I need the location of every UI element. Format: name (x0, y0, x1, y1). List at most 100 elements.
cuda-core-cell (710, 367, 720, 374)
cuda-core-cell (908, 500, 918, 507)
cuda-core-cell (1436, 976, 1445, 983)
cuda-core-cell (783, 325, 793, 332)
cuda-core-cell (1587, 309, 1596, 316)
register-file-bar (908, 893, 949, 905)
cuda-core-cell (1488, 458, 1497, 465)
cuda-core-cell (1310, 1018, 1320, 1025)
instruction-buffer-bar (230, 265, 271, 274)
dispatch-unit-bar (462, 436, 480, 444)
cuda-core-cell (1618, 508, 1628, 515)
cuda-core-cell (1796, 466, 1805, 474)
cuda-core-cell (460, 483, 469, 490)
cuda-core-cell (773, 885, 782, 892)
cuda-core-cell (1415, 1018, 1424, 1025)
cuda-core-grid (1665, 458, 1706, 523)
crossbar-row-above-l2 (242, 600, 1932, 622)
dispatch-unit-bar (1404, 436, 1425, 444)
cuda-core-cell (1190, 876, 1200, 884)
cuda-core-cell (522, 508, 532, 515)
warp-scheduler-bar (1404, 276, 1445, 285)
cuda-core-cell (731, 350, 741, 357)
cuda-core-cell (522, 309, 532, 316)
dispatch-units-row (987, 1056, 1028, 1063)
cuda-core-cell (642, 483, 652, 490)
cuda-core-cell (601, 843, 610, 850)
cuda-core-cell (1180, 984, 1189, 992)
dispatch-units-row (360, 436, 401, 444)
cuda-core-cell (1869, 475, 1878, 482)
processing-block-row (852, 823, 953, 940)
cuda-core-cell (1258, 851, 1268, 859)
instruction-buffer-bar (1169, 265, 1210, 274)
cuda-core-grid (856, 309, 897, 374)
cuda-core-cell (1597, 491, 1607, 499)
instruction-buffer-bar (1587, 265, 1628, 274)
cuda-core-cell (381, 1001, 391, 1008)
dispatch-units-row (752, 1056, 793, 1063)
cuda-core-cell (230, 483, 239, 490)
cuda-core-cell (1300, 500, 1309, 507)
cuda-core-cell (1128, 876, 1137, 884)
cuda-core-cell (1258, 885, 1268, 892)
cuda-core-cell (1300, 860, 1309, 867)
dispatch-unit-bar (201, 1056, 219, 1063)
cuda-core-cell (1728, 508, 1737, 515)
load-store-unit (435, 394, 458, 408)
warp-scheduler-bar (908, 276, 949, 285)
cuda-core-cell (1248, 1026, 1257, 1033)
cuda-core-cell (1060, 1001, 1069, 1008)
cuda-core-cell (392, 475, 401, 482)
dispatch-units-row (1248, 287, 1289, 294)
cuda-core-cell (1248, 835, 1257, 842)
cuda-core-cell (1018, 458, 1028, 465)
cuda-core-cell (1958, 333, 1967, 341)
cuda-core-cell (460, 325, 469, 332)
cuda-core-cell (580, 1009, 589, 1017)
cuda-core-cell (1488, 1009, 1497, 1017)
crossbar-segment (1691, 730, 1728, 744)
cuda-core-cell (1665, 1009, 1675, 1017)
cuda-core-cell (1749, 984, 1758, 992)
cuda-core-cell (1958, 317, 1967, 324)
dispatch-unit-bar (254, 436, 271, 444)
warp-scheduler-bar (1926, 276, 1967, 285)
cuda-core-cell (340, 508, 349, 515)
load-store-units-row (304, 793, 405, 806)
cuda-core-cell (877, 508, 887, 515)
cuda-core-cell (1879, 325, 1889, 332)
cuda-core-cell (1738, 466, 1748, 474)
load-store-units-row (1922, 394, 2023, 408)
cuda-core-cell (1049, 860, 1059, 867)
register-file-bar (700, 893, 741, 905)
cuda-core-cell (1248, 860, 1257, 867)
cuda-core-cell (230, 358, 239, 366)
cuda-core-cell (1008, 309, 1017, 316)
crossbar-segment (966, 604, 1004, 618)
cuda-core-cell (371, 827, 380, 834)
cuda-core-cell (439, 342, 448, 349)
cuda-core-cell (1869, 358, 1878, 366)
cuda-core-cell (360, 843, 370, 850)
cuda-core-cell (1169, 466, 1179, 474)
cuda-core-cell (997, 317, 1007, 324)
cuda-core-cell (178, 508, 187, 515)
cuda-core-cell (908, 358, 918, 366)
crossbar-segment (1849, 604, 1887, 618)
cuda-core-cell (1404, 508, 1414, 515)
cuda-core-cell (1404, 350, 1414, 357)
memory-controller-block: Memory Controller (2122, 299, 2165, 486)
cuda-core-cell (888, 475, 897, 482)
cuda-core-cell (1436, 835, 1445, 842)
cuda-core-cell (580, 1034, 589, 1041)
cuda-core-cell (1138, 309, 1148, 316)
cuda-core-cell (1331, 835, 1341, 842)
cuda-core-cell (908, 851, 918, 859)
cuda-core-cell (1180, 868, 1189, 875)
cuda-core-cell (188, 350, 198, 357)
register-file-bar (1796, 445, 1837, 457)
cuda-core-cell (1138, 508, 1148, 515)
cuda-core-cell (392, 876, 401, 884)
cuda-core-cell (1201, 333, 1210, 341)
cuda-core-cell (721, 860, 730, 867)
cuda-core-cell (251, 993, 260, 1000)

#### Exercise directions
Return all of the data above, every line unchanged and in the same order.

#### Answer for the task
I need the location of every UI element. Format: name (x0, y0, x1, y1). List at most 100 elements.
cuda-core-cell (710, 367, 720, 374)
cuda-core-cell (908, 500, 918, 507)
cuda-core-cell (1436, 976, 1445, 983)
cuda-core-cell (783, 325, 793, 332)
cuda-core-cell (1587, 309, 1596, 316)
register-file-bar (908, 893, 949, 905)
cuda-core-cell (1488, 458, 1497, 465)
cuda-core-cell (1310, 1018, 1320, 1025)
instruction-buffer-bar (230, 265, 271, 274)
dispatch-unit-bar (462, 436, 480, 444)
cuda-core-cell (1618, 508, 1628, 515)
cuda-core-cell (1796, 466, 1805, 474)
cuda-core-cell (460, 483, 469, 490)
cuda-core-cell (773, 885, 782, 892)
cuda-core-cell (1415, 1018, 1424, 1025)
cuda-core-grid (1665, 458, 1706, 523)
crossbar-row-above-l2 (242, 600, 1932, 622)
dispatch-unit-bar (1404, 436, 1425, 444)
cuda-core-cell (1190, 876, 1200, 884)
cuda-core-cell (522, 508, 532, 515)
warp-scheduler-bar (1404, 276, 1445, 285)
cuda-core-cell (731, 350, 741, 357)
cuda-core-cell (522, 309, 532, 316)
dispatch-units-row (987, 1056, 1028, 1063)
cuda-core-cell (642, 483, 652, 490)
cuda-core-cell (601, 843, 610, 850)
cuda-core-cell (1180, 984, 1189, 992)
dispatch-units-row (360, 436, 401, 444)
cuda-core-cell (1869, 475, 1878, 482)
processing-block-row (852, 823, 953, 940)
cuda-core-cell (1258, 851, 1268, 859)
instruction-buffer-bar (1169, 265, 1210, 274)
cuda-core-grid (856, 309, 897, 374)
cuda-core-cell (1597, 491, 1607, 499)
instruction-buffer-bar (1587, 265, 1628, 274)
cuda-core-cell (381, 1001, 391, 1008)
dispatch-units-row (752, 1056, 793, 1063)
cuda-core-cell (230, 483, 239, 490)
cuda-core-cell (1300, 500, 1309, 507)
cuda-core-cell (1128, 876, 1137, 884)
cuda-core-cell (1258, 885, 1268, 892)
cuda-core-cell (1300, 860, 1309, 867)
dispatch-unit-bar (201, 1056, 219, 1063)
cuda-core-cell (1728, 508, 1737, 515)
load-store-unit (435, 394, 458, 408)
warp-scheduler-bar (908, 276, 949, 285)
cuda-core-cell (1248, 1026, 1257, 1033)
cuda-core-cell (1060, 1001, 1069, 1008)
cuda-core-cell (392, 475, 401, 482)
dispatch-units-row (1248, 287, 1289, 294)
cuda-core-cell (1248, 835, 1257, 842)
cuda-core-cell (1018, 458, 1028, 465)
cuda-core-cell (1958, 333, 1967, 341)
cuda-core-cell (460, 325, 469, 332)
cuda-core-cell (580, 1009, 589, 1017)
cuda-core-cell (1488, 1009, 1497, 1017)
crossbar-segment (1691, 730, 1728, 744)
cuda-core-cell (1665, 1009, 1675, 1017)
cuda-core-cell (1749, 984, 1758, 992)
cuda-core-cell (1958, 317, 1967, 324)
dispatch-unit-bar (254, 436, 271, 444)
warp-scheduler-bar (1926, 276, 1967, 285)
cuda-core-cell (340, 508, 349, 515)
load-store-units-row (304, 793, 405, 806)
cuda-core-cell (877, 508, 887, 515)
cuda-core-cell (1879, 325, 1889, 332)
cuda-core-cell (1738, 466, 1748, 474)
load-store-units-row (1922, 394, 2023, 408)
cuda-core-cell (1049, 860, 1059, 867)
register-file-bar (700, 893, 741, 905)
cuda-core-cell (1248, 860, 1257, 867)
cuda-core-cell (230, 358, 239, 366)
cuda-core-cell (1008, 309, 1017, 316)
crossbar-segment (966, 604, 1004, 618)
cuda-core-cell (371, 827, 380, 834)
cuda-core-cell (439, 342, 448, 349)
cuda-core-cell (1869, 358, 1878, 366)
cuda-core-cell (360, 843, 370, 850)
cuda-core-cell (1169, 466, 1179, 474)
cuda-core-cell (997, 317, 1007, 324)
cuda-core-cell (178, 508, 187, 515)
cuda-core-cell (908, 358, 918, 366)
crossbar-segment (1849, 604, 1887, 618)
cuda-core-cell (1404, 508, 1414, 515)
cuda-core-cell (1404, 350, 1414, 357)
memory-controller-block: Memory Controller (2122, 299, 2165, 486)
cuda-core-cell (888, 475, 897, 482)
cuda-core-cell (1436, 835, 1445, 842)
cuda-core-cell (580, 1034, 589, 1041)
cuda-core-cell (1138, 309, 1148, 316)
cuda-core-cell (1331, 835, 1341, 842)
cuda-core-cell (908, 851, 918, 859)
cuda-core-cell (1180, 868, 1189, 875)
cuda-core-cell (188, 350, 198, 357)
register-file-bar (1796, 445, 1837, 457)
cuda-core-cell (1138, 508, 1148, 515)
cuda-core-cell (392, 876, 401, 884)
cuda-core-cell (1201, 333, 1210, 341)
cuda-core-cell (721, 860, 730, 867)
cuda-core-cell (251, 993, 260, 1000)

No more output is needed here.